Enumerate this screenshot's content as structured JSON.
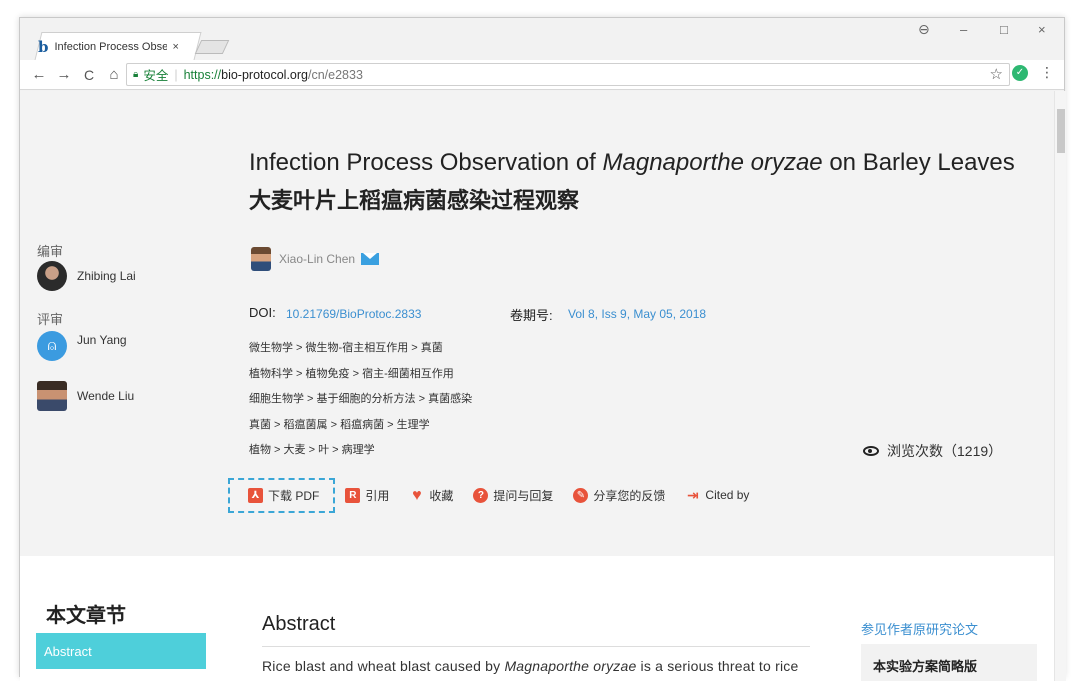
{
  "browser": {
    "tab_title": "Infection Process Obse",
    "tab_logo": "b",
    "tab_close": "×",
    "window_controls": [
      "–",
      "□",
      "×"
    ],
    "account_icon": "account-icon",
    "nav": {
      "back": "←",
      "forward": "→",
      "reload": "C",
      "home": "⌂"
    },
    "address": {
      "secure_label": "安全",
      "scheme": "https://",
      "host": "bio-protocol.org",
      "path": "/cn/e2833"
    },
    "bookmark_star": "☆",
    "menu": "⋮"
  },
  "article": {
    "title_en_before": "Infection Process Observation of ",
    "title_en_italic": "Magnaporthe oryzae",
    "title_en_after": " on Barley Leaves",
    "title_cn": "大麦叶片上稻瘟病菌感染过程观察",
    "author": "Xiao-Lin Chen",
    "doi_label": "DOI:",
    "doi": "10.21769/BioProtoc.2833",
    "issue_label": "卷期号:",
    "issue": "Vol 8, Iss 9, May 05, 2018",
    "categories": [
      "微生物学 > 微生物-宿主相互作用 > 真菌",
      "植物科学 > 植物免疫 > 宿主-细菌相互作用",
      "细胞生物学 > 基于细胞的分析方法 > 真菌感染",
      "真菌 > 稻瘟菌属 > 稻瘟病菌 > 生理学",
      "植物 > 大麦 > 叶 > 病理学"
    ],
    "views_label": "浏览次数（1219）"
  },
  "sidebar": {
    "editor_heading": "编审",
    "editors": [
      "Zhibing Lai"
    ],
    "reviewer_heading": "评审",
    "reviewers": [
      "Jun Yang",
      "Wende Liu"
    ]
  },
  "actions": [
    {
      "label": "下载 PDF",
      "icon": "pdf-icon",
      "color": "#e8533b"
    },
    {
      "label": "引用",
      "icon": "cite-icon",
      "color": "#e8533b"
    },
    {
      "label": "收藏",
      "icon": "heart-icon",
      "color": "#e8533b"
    },
    {
      "label": "提问与回复",
      "icon": "question-icon",
      "color": "#e8533b"
    },
    {
      "label": "分享您的反馈",
      "icon": "feedback-icon",
      "color": "#e8533b"
    },
    {
      "label": "Cited by",
      "icon": "cited-by-icon",
      "color": "#e8533b"
    }
  ],
  "lower": {
    "sections_heading": "本文章节",
    "active_section": "Abstract",
    "abstract_heading": "Abstract",
    "abstract_before": "Rice blast and wheat blast caused by ",
    "abstract_italic": "Magnaporthe oryzae",
    "abstract_after": " is a serious threat to rice",
    "see_original": "参见作者原研究论文",
    "summary_box": "本实验方案简略版"
  },
  "colors": {
    "link": "#3b8fd0",
    "accent": "#4ecfda",
    "action_icon": "#e8533b"
  }
}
◆ ◆ ◆ ◆ ◆
Set exercise: State how many lines of the records hold the string "Magnaporthe", and nothing else.

Exercise output: 2